[start EXERCISE MATERIALS]

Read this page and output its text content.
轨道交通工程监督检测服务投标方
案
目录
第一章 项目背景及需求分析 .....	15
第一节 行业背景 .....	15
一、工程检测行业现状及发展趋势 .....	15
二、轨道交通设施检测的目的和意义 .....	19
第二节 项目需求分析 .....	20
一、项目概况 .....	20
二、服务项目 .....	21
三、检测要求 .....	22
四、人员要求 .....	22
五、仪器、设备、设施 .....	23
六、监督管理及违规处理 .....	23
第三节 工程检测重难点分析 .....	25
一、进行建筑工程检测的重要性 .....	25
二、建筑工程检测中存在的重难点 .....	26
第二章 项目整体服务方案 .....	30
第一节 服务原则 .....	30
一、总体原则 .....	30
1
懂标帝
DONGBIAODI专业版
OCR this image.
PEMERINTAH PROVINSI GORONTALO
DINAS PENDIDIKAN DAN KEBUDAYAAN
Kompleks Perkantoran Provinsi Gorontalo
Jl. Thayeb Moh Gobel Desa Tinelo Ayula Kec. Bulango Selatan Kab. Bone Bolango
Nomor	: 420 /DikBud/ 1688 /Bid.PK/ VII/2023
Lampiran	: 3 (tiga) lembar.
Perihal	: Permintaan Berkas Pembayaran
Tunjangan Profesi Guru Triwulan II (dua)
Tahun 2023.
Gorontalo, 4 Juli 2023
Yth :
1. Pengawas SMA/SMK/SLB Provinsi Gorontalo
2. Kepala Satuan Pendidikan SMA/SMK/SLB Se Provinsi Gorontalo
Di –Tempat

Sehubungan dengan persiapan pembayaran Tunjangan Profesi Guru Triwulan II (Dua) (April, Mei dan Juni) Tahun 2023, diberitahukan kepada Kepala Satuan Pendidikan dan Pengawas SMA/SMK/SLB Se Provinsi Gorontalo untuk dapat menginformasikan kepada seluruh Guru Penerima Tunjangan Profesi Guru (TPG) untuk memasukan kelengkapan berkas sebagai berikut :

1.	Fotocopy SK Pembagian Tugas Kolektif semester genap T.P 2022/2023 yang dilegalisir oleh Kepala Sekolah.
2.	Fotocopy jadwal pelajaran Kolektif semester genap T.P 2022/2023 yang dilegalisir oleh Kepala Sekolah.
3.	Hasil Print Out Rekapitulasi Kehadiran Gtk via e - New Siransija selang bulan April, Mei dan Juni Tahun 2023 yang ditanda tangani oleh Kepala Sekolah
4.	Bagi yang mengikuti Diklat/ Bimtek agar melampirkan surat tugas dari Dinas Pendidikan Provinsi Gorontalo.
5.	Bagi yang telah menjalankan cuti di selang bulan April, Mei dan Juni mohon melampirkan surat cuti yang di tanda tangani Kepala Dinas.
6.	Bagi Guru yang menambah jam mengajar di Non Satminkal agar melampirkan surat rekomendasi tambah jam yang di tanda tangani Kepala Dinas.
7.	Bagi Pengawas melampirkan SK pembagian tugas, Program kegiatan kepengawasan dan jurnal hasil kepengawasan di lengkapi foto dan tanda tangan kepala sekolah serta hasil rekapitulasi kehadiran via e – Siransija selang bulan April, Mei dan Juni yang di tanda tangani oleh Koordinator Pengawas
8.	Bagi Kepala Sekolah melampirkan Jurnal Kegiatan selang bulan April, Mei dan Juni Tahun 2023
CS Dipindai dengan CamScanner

[end EXERCISE MATERIALS]

* **EXERCISE PROMPT**:
Copy out every line of the data that includes "melampirkan".

* **RESPONSE**:
4.	Bagi yang mengikuti Diklat/ Bimtek agar melampirkan surat tugas dari Dinas Pendidikan Provinsi Gorontalo.
5.	Bagi yang telah menjalankan cuti di selang bulan April, Mei dan Juni mohon melampirkan surat cuti yang di tanda tangani Kepala Dinas.
6.	Bagi Guru yang menambah jam mengajar di Non Satminkal agar melampirkan surat rekomendasi tambah jam yang di tanda tangani Kepala Dinas.
7.	Bagi Pengawas melampirkan SK pembagian tugas, Program kegiatan kepengawasan dan jurnal hasil kepengawasan di lengkapi foto dan tanda tangan kepala sekolah serta hasil rekapitulasi kehadiran via e – Siransija selang bulan April, Mei dan Juni yang di tanda tangani oleh Koordinator Pengawas
8.	Bagi Kepala Sekolah melampirkan Jurnal Kegiatan selang bulan April, Mei dan Juni Tahun 2023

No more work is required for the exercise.